### Extracted records

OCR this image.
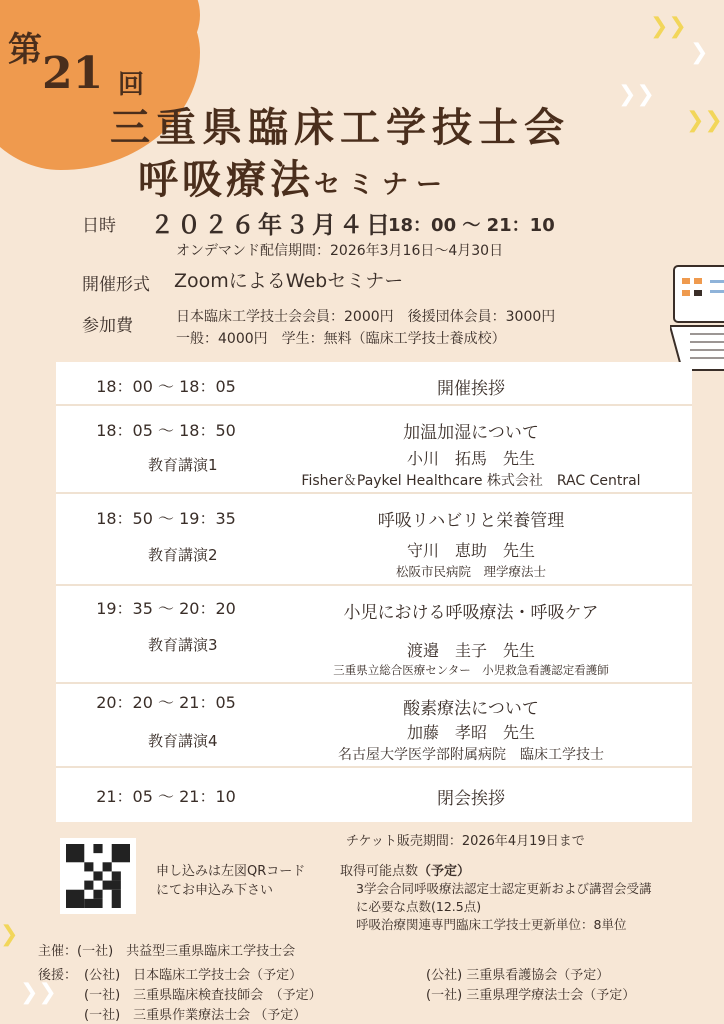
❯❯
❯
❯❯
❯❯
❯
❯❯
第 21 回
三重県臨床工学技士会
呼吸療法セミナー
日時 ２０２６年３月４日
18：00 ～ 21：10
オンデマンド配信期間：2026年3月16日～4月30日
開催形式 ZoomによるWebセミナー
参加費	日本臨床工学技士会会員：2000円　後援団体会員：3000円
一般：4000円　学生：無料（臨床工学技士養成校）
18：00 ～ 18：05	開催挨拶
18：05 ～ 18：50
教育講演1
加温加湿について
小川　拓馬　先生
Fisher＆Paykel Healthcare 株式会社　RAC Central
18：50 ～ 19：35
教育講演2
呼吸リハビリと栄養管理
守川　恵助　先生
松阪市民病院　理学療法士
19：35 ～ 20：20
教育講演3
小児における呼吸療法・呼吸ケア
渡邉　圭子　先生
三重県立総合医療センター　小児救急看護認定看護師
20：20 ～ 21：05
教育講演4
酸素療法について
加藤　孝昭　先生
名古屋大学医学部附属病院　臨床工学技士
21：05 ～ 21：10	閉会挨拶
チケット販売期間：2026年4月19日まで
申し込みは左図QRコード
にてお申込み下さい
取得可能点数（予定）
3学会合同呼吸療法認定士認定更新および講習会受講
に必要な点数(12.5点)
呼吸治療関連専門臨床工学技士更新単位：8単位
主催：(一社)　共益型三重県臨床工学技士会
後援： (公社)　日本臨床工学技士会（予定）	(公社) 三重県看護協会（予定）
(一社)　三重県臨床検査技師会　（予定）	(一社) 三重県理学療法士会（予定）
(一社)　三重県作業療法士会 （予定）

######

#### What is expected:
Transcribe all the lines above exactly, apart from the pictures.

#### Exercise result:
OCR this image.
❯❯
❯
❯❯
❯❯
❯
❯❯
第 21 回
三重県臨床工学技士会
呼吸療法セミナー
日時 ２０２６年３月４日
18：00 ～ 21：10
オンデマンド配信期間：2026年3月16日～4月30日
開催形式 ZoomによるWebセミナー
参加費	日本臨床工学技士会会員：2000円　後援団体会員：3000円
一般：4000円　学生：無料（臨床工学技士養成校）
18：00 ～ 18：05	開催挨拶
18：05 ～ 18：50
教育講演1
加温加湿について
小川　拓馬　先生
Fisher＆Paykel Healthcare 株式会社　RAC Central
18：50 ～ 19：35
教育講演2
呼吸リハビリと栄養管理
守川　恵助　先生
松阪市民病院　理学療法士
19：35 ～ 20：20
教育講演3
小児における呼吸療法・呼吸ケア
渡邉　圭子　先生
三重県立総合医療センター　小児救急看護認定看護師
20：20 ～ 21：05
教育講演4
酸素療法について
加藤　孝昭　先生
名古屋大学医学部附属病院　臨床工学技士
21：05 ～ 21：10	閉会挨拶
チケット販売期間：2026年4月19日まで
申し込みは左図QRコード
にてお申込み下さい
取得可能点数（予定）
3学会合同呼吸療法認定士認定更新および講習会受講
に必要な点数(12.5点)
呼吸治療関連専門臨床工学技士更新単位：8単位
主催：(一社)　共益型三重県臨床工学技士会
後援： (公社)　日本臨床工学技士会（予定）	(公社) 三重県看護協会（予定）
(一社)　三重県臨床検査技師会　（予定）	(一社) 三重県理学療法士会（予定）
(一社)　三重県作業療法士会 （予定）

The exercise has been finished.